_Task directions:_ Return all lines in the material below that contain "venda".

_Excerpted records:_
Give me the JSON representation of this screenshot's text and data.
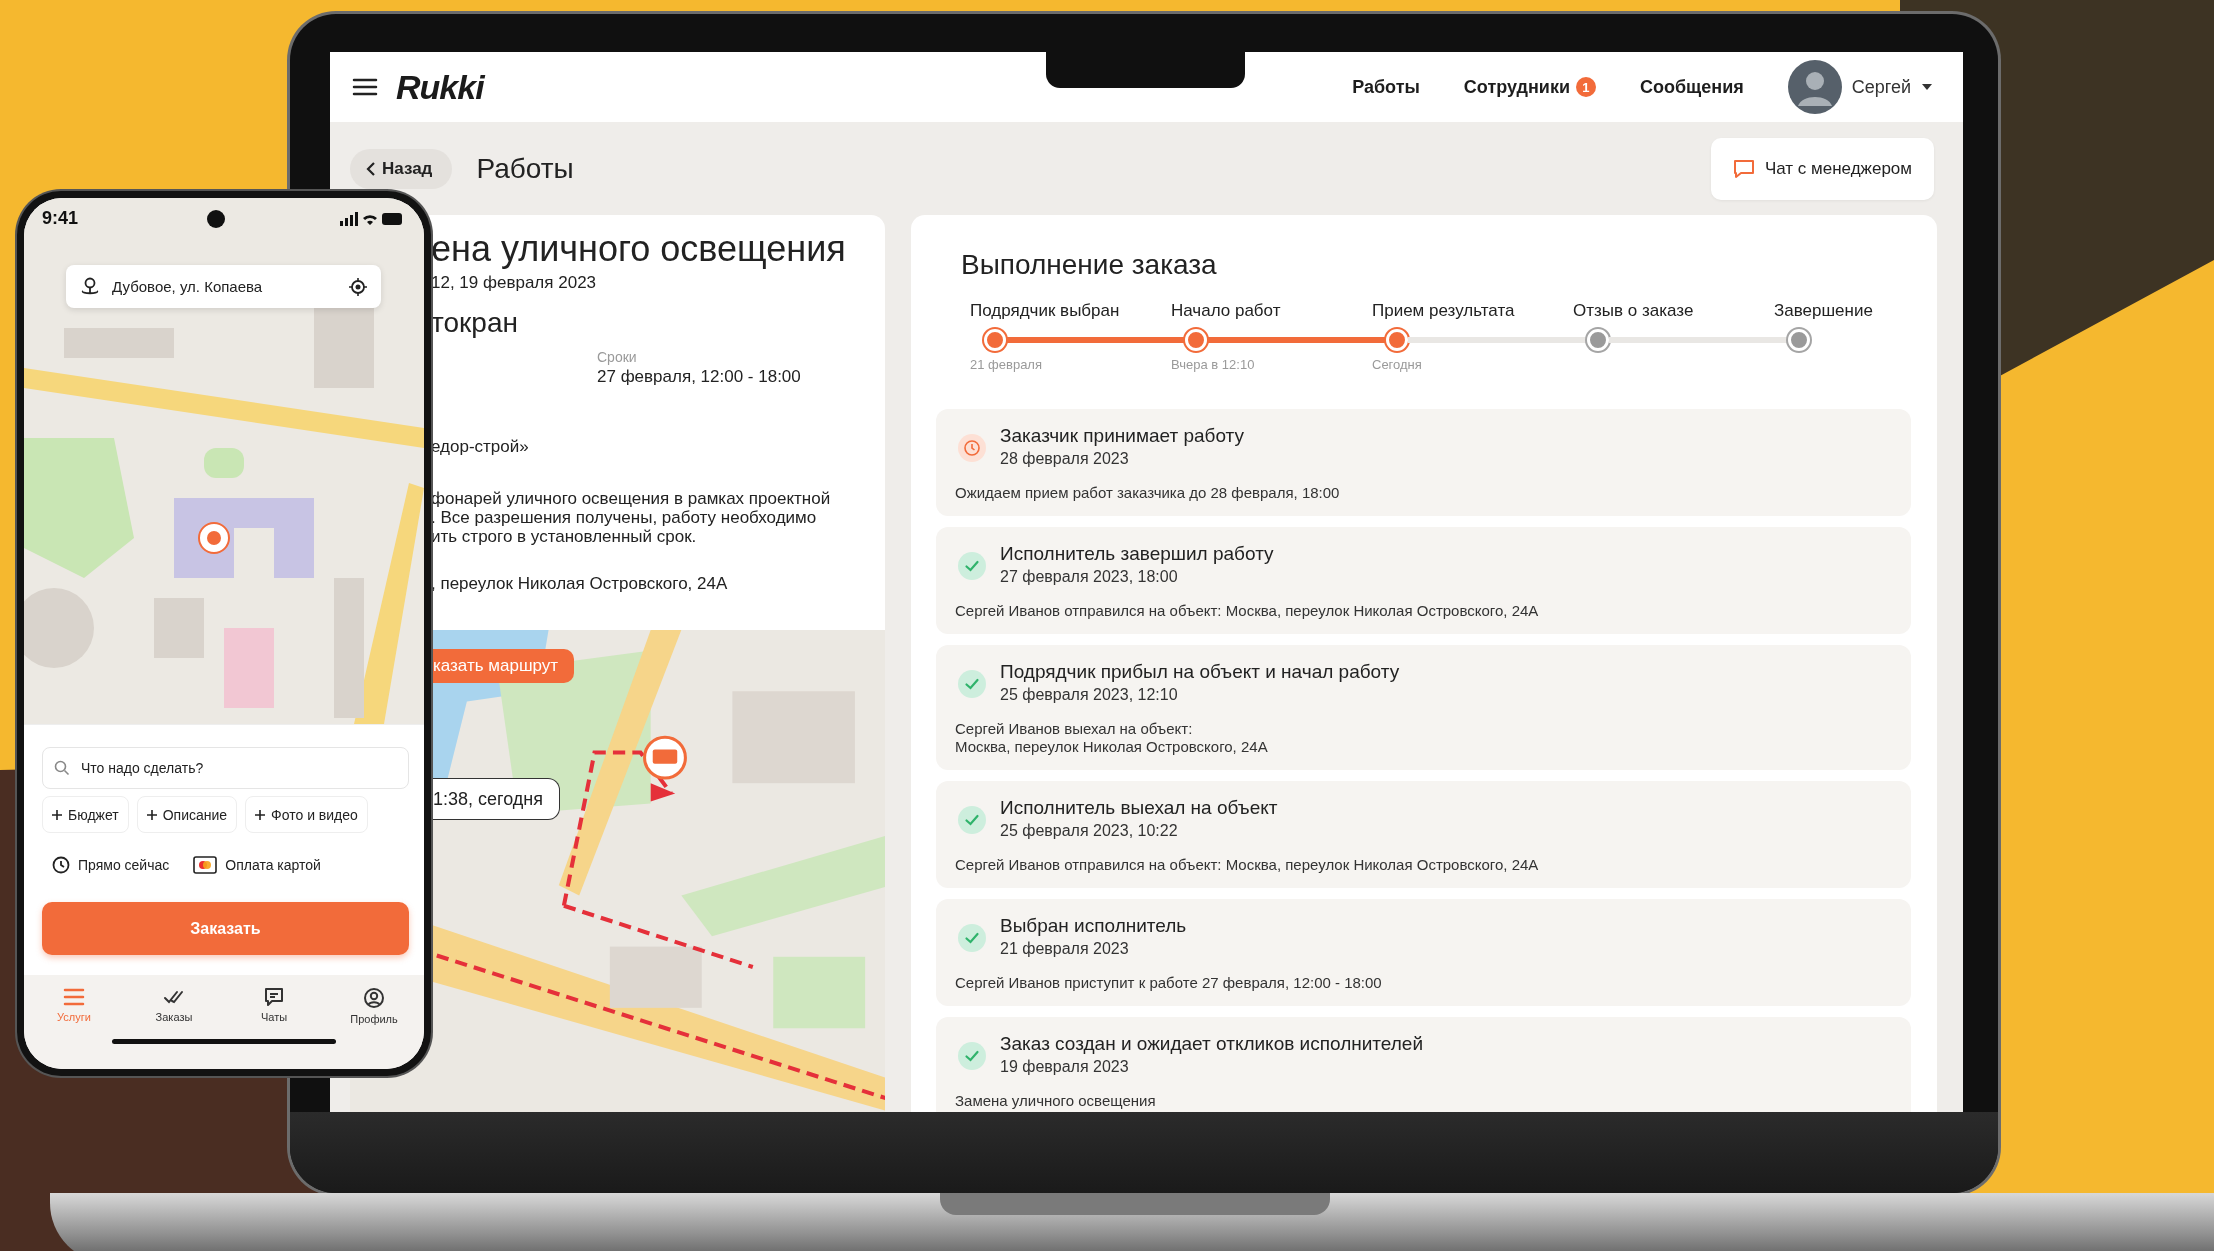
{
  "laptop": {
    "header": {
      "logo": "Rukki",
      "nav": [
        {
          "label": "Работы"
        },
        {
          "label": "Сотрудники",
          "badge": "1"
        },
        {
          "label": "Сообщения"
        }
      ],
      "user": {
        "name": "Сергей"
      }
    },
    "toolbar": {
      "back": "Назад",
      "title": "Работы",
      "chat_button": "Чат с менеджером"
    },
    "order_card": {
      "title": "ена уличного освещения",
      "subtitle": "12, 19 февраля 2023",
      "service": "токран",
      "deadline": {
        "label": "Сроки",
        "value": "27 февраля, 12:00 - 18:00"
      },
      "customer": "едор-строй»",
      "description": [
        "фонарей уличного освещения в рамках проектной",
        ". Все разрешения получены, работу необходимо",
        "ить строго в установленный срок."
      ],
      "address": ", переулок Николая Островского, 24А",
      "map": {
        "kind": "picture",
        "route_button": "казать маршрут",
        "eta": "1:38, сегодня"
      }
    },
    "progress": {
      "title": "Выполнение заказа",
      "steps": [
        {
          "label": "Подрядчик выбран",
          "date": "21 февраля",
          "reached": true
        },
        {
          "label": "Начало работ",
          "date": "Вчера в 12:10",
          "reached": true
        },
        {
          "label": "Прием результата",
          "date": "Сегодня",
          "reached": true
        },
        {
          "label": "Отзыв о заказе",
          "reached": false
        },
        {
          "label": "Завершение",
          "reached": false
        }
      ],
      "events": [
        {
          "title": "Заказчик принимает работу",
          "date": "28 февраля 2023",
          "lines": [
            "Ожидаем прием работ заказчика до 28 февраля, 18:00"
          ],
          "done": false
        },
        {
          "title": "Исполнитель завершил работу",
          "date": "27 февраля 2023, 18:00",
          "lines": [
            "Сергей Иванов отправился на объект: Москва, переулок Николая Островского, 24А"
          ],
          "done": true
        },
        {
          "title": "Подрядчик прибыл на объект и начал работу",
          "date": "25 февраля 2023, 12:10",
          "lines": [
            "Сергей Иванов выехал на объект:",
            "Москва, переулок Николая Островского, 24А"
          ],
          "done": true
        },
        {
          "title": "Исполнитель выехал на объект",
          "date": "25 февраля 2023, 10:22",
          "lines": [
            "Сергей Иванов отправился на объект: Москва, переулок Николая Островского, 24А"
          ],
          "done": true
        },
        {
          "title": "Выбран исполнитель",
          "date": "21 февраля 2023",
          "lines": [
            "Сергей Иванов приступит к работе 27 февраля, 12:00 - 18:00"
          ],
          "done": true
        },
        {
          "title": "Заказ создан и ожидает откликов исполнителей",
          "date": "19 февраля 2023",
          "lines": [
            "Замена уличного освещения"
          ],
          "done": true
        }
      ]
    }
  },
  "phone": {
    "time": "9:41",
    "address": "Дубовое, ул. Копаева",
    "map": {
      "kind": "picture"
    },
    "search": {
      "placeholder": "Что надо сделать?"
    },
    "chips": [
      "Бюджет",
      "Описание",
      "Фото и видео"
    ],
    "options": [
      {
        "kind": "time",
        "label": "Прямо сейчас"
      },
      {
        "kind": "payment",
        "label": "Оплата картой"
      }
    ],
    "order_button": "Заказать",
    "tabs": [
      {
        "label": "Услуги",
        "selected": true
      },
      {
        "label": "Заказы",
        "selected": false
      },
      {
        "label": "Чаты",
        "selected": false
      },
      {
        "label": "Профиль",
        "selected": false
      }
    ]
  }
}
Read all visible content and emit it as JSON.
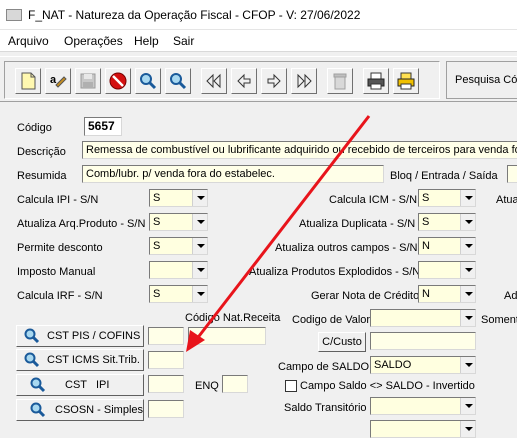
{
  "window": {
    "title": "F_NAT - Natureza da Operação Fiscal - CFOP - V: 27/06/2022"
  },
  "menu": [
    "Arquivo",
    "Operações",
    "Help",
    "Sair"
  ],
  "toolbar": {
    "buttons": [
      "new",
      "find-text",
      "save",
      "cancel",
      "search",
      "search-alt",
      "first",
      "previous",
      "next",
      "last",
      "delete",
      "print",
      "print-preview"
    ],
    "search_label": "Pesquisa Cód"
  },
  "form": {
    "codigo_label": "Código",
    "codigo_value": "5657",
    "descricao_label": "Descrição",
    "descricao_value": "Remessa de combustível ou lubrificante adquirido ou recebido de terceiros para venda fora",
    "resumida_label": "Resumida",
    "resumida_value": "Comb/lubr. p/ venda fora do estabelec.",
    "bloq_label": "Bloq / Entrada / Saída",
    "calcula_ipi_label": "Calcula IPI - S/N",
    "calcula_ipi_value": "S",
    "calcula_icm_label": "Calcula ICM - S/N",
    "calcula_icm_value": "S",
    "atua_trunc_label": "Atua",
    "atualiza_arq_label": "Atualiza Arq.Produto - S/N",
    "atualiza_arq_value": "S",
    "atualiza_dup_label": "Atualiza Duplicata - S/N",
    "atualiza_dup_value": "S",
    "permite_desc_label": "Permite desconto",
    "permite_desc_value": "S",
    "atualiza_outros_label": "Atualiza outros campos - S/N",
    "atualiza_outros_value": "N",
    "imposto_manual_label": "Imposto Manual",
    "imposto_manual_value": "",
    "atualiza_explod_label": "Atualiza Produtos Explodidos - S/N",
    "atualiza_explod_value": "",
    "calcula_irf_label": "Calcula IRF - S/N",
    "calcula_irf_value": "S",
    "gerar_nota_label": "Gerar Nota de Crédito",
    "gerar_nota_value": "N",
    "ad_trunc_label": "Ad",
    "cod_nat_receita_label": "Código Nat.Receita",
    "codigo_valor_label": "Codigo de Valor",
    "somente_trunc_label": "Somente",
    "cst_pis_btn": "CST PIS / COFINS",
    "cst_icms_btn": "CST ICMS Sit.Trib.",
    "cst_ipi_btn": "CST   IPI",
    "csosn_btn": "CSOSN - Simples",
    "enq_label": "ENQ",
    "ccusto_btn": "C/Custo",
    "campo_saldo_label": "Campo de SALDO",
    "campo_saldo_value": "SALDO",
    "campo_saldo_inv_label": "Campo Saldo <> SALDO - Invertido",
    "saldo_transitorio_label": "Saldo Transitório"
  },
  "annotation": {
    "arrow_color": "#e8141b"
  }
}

_Response for this exercise:_
    "descricao_value": "Remessa de combustível ou lubrificante adquirido ou recebido de terceiros para venda fora",
    "resumida_value": "Comb/lubr. p/ venda fora do estabelec.",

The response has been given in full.